(Figure dataset records)
━━━━━━━━━━━━━━━━
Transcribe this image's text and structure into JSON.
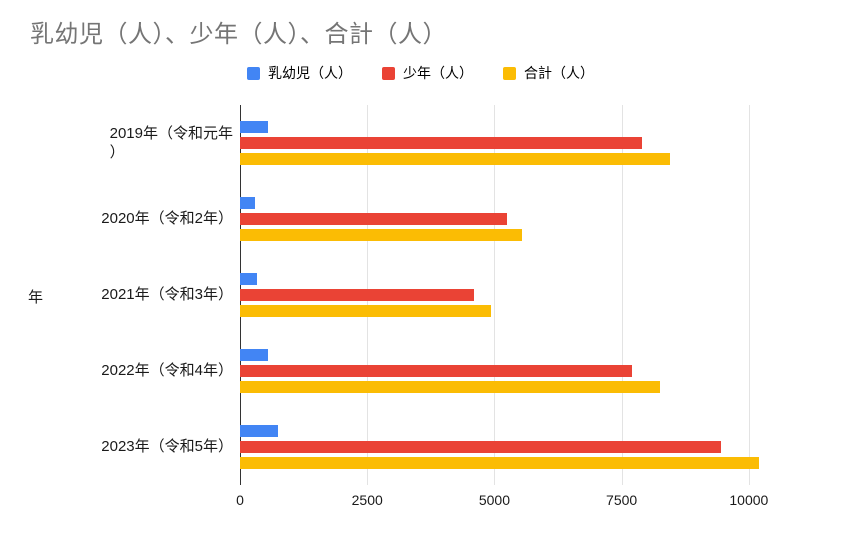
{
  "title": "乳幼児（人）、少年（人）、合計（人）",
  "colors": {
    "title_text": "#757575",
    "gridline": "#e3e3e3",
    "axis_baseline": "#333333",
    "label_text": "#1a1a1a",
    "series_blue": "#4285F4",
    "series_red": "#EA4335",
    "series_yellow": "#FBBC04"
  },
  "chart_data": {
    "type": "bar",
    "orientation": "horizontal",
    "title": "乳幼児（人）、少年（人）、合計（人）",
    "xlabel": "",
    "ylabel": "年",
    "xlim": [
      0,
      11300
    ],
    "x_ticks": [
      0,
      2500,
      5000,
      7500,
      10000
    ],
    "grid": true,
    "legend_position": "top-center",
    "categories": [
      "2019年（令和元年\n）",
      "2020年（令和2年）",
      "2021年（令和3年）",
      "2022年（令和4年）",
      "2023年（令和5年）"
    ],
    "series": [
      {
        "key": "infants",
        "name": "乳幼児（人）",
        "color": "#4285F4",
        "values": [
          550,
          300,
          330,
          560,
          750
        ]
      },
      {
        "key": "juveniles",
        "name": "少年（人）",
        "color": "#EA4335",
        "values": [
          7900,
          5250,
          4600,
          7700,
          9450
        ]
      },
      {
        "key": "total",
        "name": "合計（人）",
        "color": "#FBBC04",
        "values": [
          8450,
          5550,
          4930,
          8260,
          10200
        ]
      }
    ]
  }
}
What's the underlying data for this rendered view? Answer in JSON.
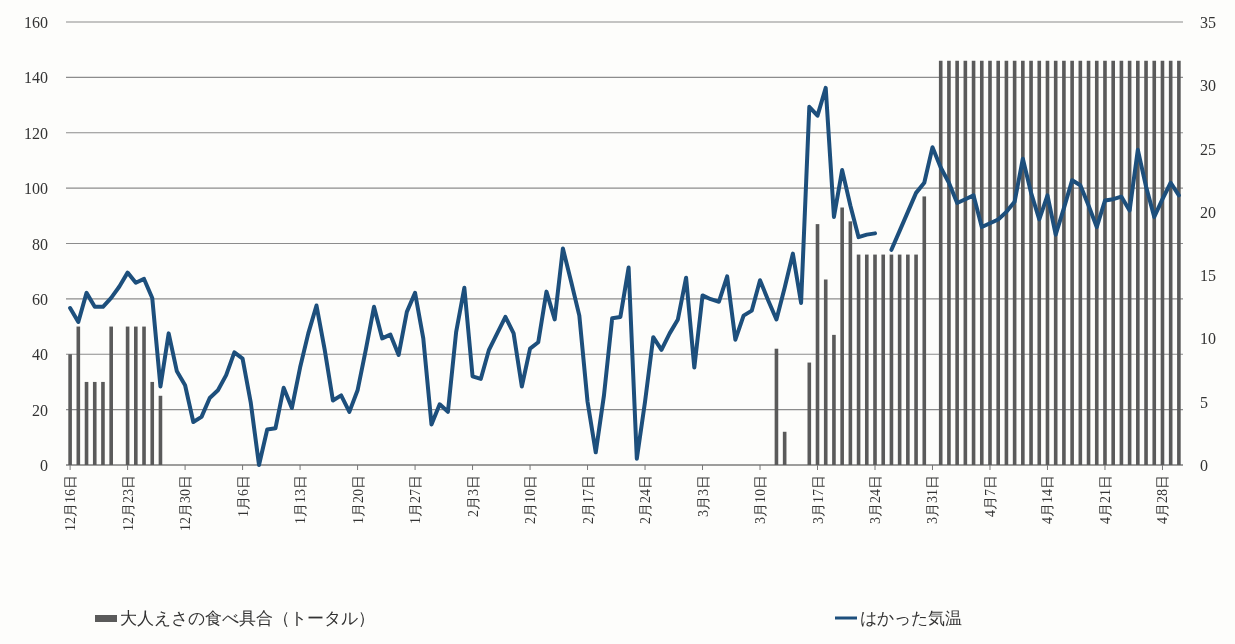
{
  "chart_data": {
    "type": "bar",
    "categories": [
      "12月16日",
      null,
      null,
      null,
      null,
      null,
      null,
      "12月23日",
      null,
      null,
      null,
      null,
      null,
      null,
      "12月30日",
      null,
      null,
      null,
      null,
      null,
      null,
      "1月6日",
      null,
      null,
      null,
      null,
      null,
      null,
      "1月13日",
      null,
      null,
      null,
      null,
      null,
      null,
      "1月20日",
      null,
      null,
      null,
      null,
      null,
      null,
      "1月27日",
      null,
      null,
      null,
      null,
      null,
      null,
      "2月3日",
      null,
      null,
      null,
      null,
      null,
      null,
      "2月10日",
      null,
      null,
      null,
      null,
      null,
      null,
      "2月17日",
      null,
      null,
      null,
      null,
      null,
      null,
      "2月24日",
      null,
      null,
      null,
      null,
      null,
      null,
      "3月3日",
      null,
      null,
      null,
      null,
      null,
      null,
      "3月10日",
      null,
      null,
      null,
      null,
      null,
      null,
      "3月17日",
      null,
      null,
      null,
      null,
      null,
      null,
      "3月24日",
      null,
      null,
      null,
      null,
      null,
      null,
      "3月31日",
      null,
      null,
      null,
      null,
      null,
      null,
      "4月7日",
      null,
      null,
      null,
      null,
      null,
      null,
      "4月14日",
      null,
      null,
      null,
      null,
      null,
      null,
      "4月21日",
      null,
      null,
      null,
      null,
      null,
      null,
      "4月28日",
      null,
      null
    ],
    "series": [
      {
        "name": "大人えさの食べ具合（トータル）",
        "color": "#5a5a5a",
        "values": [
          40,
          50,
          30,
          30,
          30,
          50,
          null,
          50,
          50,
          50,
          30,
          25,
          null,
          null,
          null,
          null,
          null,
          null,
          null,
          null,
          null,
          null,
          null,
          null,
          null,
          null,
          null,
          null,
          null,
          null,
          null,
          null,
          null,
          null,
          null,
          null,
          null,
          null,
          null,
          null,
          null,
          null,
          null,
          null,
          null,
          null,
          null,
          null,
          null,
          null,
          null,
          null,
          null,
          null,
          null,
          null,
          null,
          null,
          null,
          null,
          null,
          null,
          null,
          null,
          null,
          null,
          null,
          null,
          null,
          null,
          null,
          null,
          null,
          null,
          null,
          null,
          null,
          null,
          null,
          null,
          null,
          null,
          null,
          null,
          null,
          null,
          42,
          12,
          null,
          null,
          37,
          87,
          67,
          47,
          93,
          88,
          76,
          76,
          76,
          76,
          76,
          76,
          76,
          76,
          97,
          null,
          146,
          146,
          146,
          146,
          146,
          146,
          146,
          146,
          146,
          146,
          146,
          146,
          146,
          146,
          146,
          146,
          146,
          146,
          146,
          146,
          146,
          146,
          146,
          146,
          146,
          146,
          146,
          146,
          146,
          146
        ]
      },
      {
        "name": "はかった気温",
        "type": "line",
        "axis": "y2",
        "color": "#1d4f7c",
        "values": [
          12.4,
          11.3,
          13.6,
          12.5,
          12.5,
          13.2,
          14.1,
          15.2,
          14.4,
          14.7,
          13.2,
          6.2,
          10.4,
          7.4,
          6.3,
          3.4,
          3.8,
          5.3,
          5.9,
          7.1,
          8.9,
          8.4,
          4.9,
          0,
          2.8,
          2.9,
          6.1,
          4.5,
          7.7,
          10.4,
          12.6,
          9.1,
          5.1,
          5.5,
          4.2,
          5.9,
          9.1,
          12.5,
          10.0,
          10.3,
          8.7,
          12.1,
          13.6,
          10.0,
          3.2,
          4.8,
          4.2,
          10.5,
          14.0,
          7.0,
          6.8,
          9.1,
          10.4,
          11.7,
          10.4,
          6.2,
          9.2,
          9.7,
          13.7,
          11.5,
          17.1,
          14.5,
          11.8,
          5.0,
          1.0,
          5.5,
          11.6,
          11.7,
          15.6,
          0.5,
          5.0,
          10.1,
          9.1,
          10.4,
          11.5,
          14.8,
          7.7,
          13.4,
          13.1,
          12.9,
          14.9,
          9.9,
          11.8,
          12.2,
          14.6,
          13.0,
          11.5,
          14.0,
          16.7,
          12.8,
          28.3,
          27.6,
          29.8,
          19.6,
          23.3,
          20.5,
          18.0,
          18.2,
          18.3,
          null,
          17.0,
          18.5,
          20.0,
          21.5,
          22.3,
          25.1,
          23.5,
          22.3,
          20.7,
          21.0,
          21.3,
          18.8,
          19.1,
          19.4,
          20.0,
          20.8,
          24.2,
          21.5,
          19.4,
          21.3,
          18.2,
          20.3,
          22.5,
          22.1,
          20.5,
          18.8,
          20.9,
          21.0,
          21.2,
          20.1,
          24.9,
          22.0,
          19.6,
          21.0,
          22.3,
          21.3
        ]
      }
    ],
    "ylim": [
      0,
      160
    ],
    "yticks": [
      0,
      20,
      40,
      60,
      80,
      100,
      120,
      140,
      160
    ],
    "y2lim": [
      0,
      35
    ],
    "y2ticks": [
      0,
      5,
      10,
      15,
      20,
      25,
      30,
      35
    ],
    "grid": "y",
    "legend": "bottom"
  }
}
━━━━━━━━━━━━━━━━
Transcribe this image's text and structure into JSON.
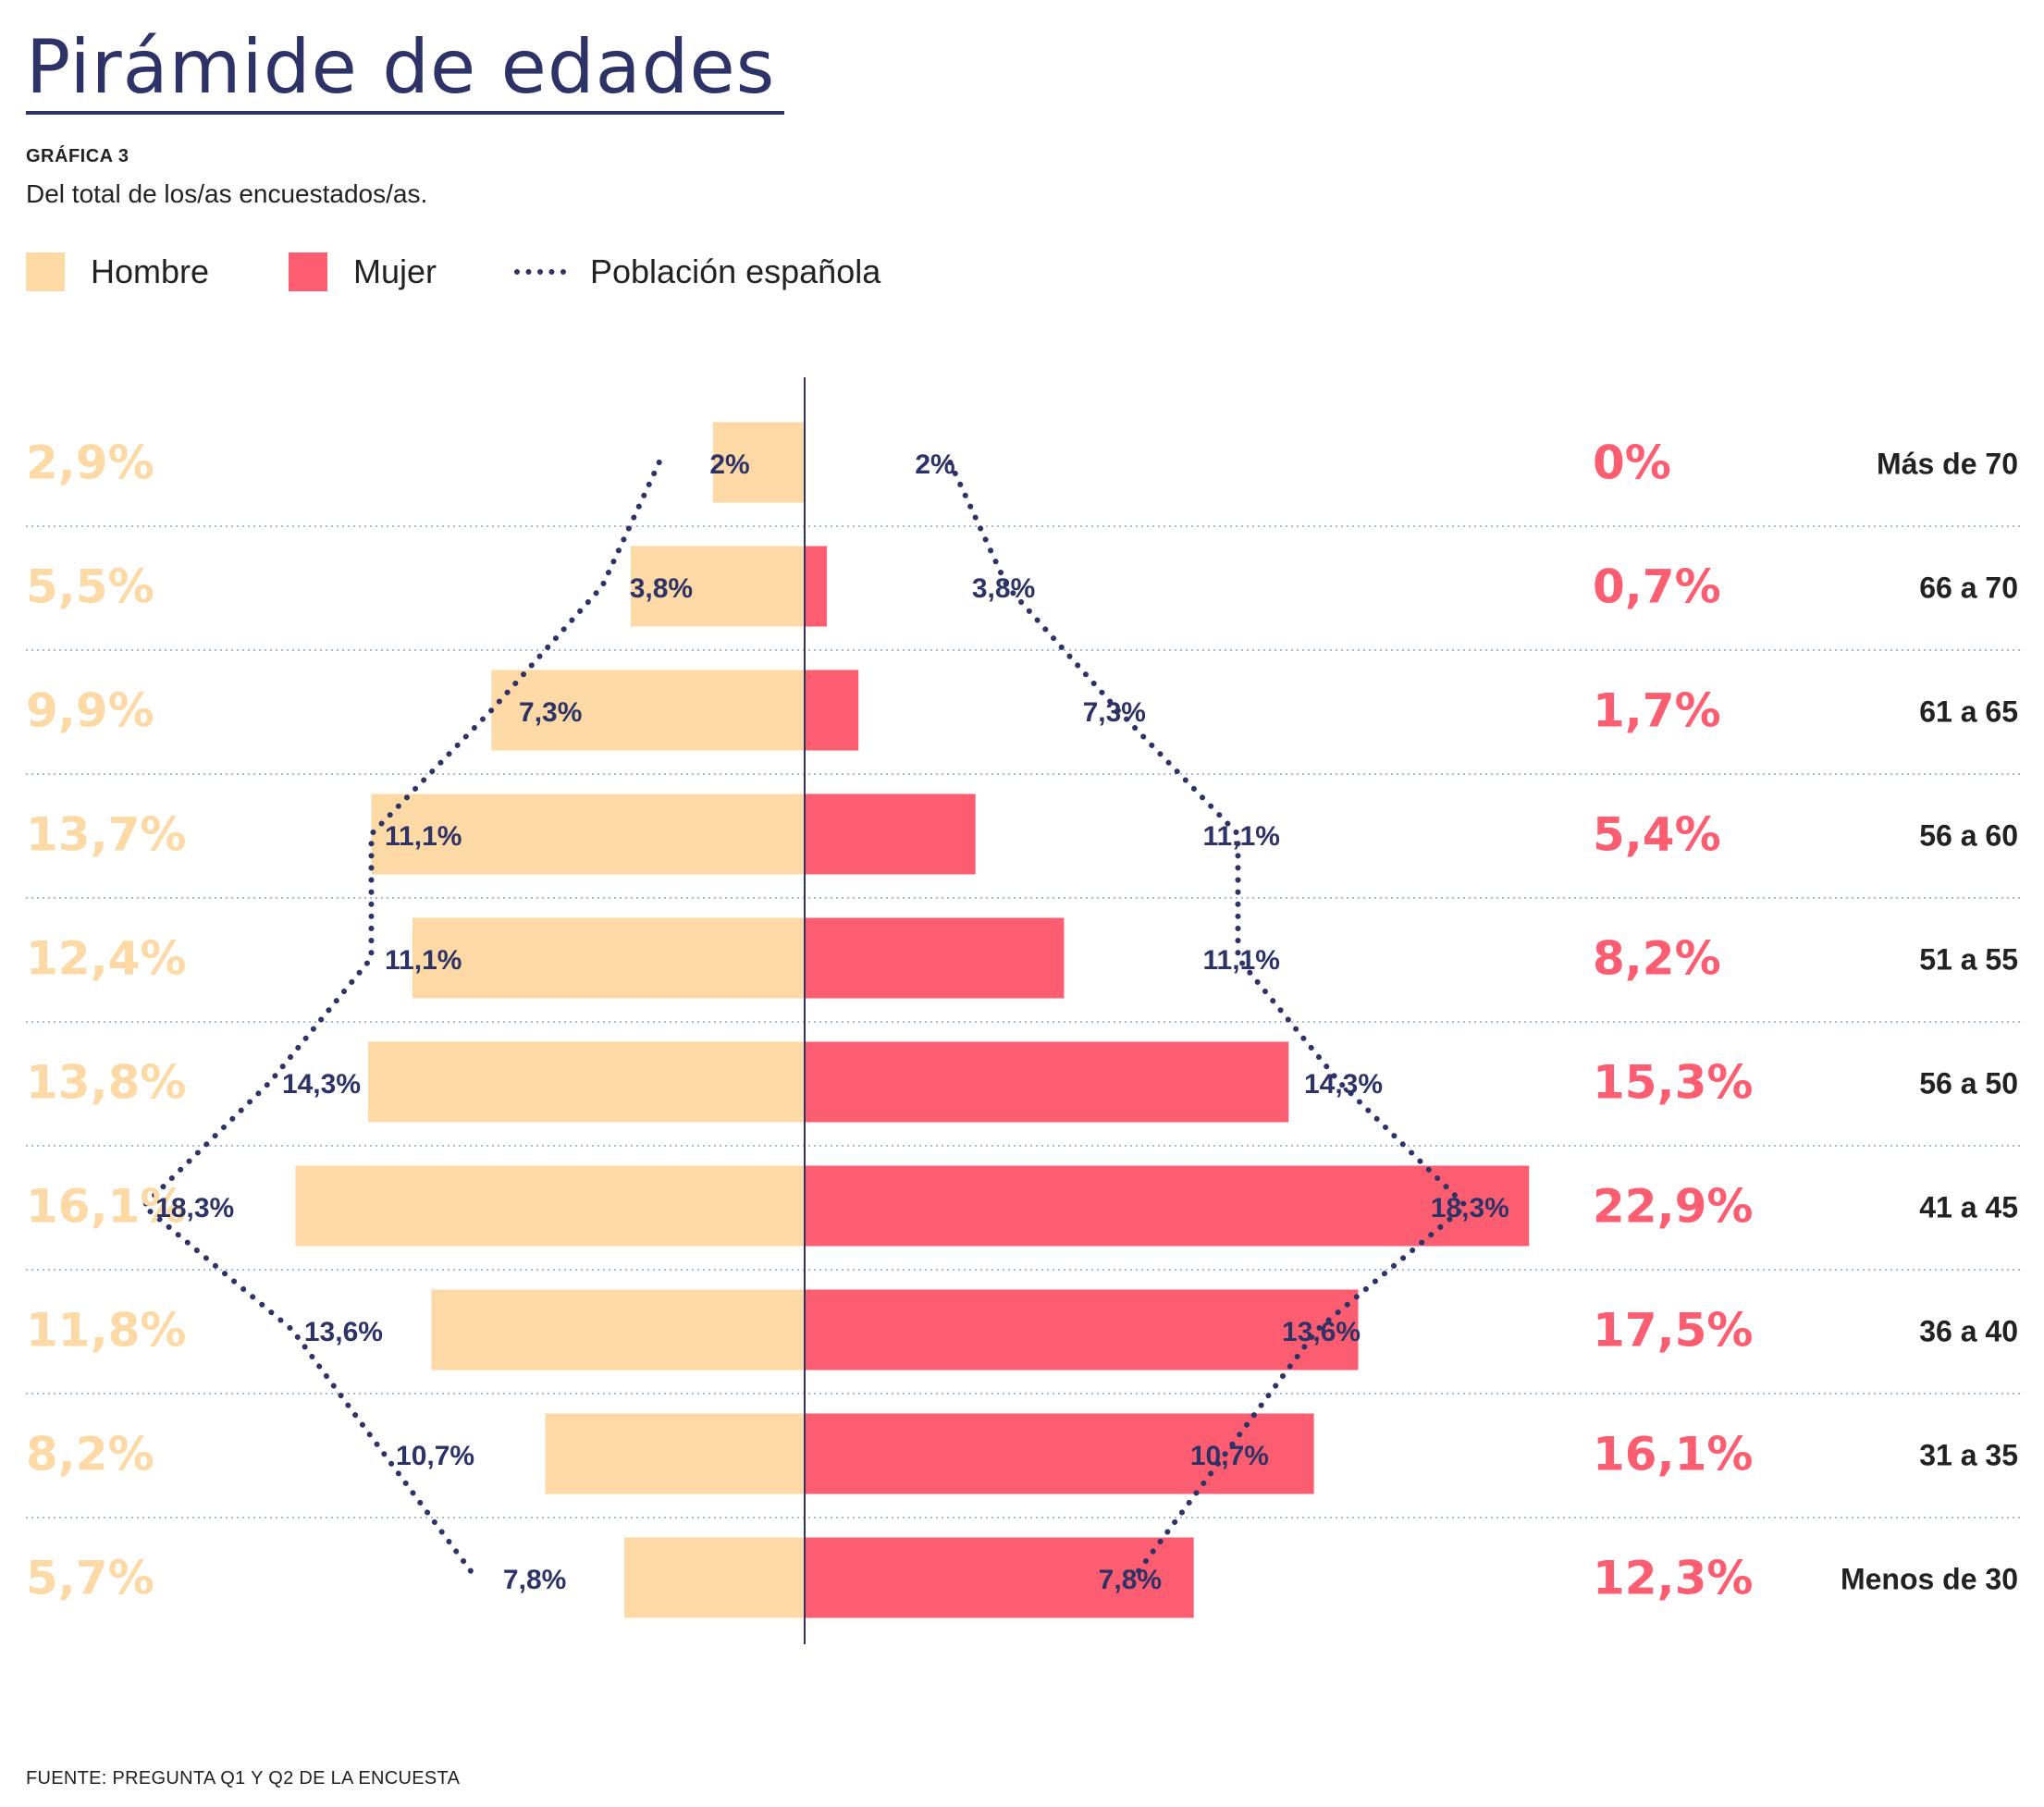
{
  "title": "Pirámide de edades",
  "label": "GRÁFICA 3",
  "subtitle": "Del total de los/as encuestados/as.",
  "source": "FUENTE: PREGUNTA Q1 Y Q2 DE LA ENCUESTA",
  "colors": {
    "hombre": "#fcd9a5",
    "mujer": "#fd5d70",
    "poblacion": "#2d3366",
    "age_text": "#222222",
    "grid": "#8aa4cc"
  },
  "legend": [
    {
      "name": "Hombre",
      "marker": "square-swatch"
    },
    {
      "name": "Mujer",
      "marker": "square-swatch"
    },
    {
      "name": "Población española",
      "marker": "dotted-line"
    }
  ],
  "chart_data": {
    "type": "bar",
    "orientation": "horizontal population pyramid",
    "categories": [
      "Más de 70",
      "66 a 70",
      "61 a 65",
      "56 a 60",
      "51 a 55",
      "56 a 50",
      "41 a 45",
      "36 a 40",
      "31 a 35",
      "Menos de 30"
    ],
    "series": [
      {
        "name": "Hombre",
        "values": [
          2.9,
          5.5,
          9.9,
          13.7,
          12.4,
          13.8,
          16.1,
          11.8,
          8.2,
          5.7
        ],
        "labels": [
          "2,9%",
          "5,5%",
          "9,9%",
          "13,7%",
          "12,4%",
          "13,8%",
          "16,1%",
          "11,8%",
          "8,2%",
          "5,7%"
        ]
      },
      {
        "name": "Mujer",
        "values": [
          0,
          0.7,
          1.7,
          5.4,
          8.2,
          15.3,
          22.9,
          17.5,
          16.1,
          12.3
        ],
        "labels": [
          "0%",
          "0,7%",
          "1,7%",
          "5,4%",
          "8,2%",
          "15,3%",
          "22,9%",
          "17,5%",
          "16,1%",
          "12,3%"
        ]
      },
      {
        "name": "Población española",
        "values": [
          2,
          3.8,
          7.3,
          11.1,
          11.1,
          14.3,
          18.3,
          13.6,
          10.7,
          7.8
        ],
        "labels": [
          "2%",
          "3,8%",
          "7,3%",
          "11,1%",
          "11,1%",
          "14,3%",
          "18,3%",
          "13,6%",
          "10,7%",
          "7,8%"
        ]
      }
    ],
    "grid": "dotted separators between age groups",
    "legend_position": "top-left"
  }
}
━━━━━━━━━━━━━━━━
### [Problem requirements]
Determine the number of lines in the listing that hold the word "Población", and supply that number and nothing further.

### [Written response]
2